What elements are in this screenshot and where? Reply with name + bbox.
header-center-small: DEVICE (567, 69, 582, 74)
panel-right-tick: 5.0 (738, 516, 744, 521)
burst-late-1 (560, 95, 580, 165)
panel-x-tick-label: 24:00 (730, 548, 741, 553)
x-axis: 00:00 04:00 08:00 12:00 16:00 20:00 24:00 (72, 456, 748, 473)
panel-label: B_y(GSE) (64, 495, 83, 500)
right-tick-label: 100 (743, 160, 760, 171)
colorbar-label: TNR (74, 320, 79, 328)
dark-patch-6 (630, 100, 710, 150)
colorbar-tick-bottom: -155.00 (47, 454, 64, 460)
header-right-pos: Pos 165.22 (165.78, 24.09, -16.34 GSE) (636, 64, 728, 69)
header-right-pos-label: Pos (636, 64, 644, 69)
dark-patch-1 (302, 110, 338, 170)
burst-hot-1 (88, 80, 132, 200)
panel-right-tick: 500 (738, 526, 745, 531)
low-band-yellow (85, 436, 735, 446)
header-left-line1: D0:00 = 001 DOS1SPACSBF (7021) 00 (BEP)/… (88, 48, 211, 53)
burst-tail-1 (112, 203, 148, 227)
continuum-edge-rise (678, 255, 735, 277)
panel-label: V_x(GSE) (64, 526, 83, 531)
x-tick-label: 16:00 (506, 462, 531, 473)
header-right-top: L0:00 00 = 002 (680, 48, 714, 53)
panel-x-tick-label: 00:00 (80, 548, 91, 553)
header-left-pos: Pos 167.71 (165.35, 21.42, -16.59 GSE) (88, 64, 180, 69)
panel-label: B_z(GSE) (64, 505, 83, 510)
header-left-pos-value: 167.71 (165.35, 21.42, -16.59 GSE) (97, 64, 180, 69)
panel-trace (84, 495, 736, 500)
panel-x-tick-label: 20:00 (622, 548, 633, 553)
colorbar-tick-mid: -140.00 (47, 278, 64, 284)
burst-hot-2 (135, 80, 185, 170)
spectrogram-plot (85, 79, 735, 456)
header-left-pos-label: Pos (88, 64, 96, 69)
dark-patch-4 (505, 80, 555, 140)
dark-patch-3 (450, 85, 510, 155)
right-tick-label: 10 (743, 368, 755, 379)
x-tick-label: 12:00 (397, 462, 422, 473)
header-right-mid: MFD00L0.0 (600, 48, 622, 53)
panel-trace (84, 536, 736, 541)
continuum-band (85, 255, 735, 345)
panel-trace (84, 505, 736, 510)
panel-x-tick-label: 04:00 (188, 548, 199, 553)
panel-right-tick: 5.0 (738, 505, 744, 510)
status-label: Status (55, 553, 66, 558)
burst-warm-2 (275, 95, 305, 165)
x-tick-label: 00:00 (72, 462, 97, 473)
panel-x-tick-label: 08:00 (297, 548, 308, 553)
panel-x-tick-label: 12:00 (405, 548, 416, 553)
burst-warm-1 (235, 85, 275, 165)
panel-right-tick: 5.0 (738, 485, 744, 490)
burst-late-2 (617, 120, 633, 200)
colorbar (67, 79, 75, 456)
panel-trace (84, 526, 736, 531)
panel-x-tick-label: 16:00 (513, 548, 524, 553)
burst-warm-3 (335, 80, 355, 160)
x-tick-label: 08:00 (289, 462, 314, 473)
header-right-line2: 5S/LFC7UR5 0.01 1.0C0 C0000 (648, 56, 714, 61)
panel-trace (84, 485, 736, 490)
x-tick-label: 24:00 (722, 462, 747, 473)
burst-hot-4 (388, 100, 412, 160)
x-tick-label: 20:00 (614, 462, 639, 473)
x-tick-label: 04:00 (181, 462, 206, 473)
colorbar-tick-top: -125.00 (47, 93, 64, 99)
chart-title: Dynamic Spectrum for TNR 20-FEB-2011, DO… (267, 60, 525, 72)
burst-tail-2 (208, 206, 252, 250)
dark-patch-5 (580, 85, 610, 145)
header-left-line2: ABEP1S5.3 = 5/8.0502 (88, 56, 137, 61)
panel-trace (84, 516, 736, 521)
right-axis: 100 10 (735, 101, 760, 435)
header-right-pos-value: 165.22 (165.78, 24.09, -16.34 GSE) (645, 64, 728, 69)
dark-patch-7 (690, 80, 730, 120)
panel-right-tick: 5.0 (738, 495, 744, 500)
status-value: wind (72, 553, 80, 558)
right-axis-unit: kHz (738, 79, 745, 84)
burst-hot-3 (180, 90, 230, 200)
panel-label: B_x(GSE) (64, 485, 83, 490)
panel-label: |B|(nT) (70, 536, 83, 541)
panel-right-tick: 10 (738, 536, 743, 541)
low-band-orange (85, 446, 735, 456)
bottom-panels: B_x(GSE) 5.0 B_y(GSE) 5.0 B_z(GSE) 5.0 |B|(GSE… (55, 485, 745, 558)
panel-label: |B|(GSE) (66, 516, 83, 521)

= = =

**TASK DIRECTIONS:**
Copy everything from the start of the records down to the line that contains "header-right-pos-label: Pos (636, 64, 644, 69)", switching "DEVICE" to "SENSOR" and leaving all else unchanged.

**WRITTEN RESPONSE:**
What elements are in this screenshot and where? Reply with name + bbox.
header-center-small: SENSOR (567, 69, 582, 74)
panel-right-tick: 5.0 (738, 516, 744, 521)
burst-late-1 (560, 95, 580, 165)
panel-x-tick-label: 24:00 (730, 548, 741, 553)
x-axis: 00:00 04:00 08:00 12:00 16:00 20:00 24:00 (72, 456, 748, 473)
panel-label: B_y(GSE) (64, 495, 83, 500)
right-tick-label: 100 (743, 160, 760, 171)
colorbar-label: TNR (74, 320, 79, 328)
dark-patch-6 (630, 100, 710, 150)
colorbar-tick-bottom: -155.00 (47, 454, 64, 460)
header-right-pos: Pos 165.22 (165.78, 24.09, -16.34 GSE) (636, 64, 728, 69)
header-right-pos-label: Pos (636, 64, 644, 69)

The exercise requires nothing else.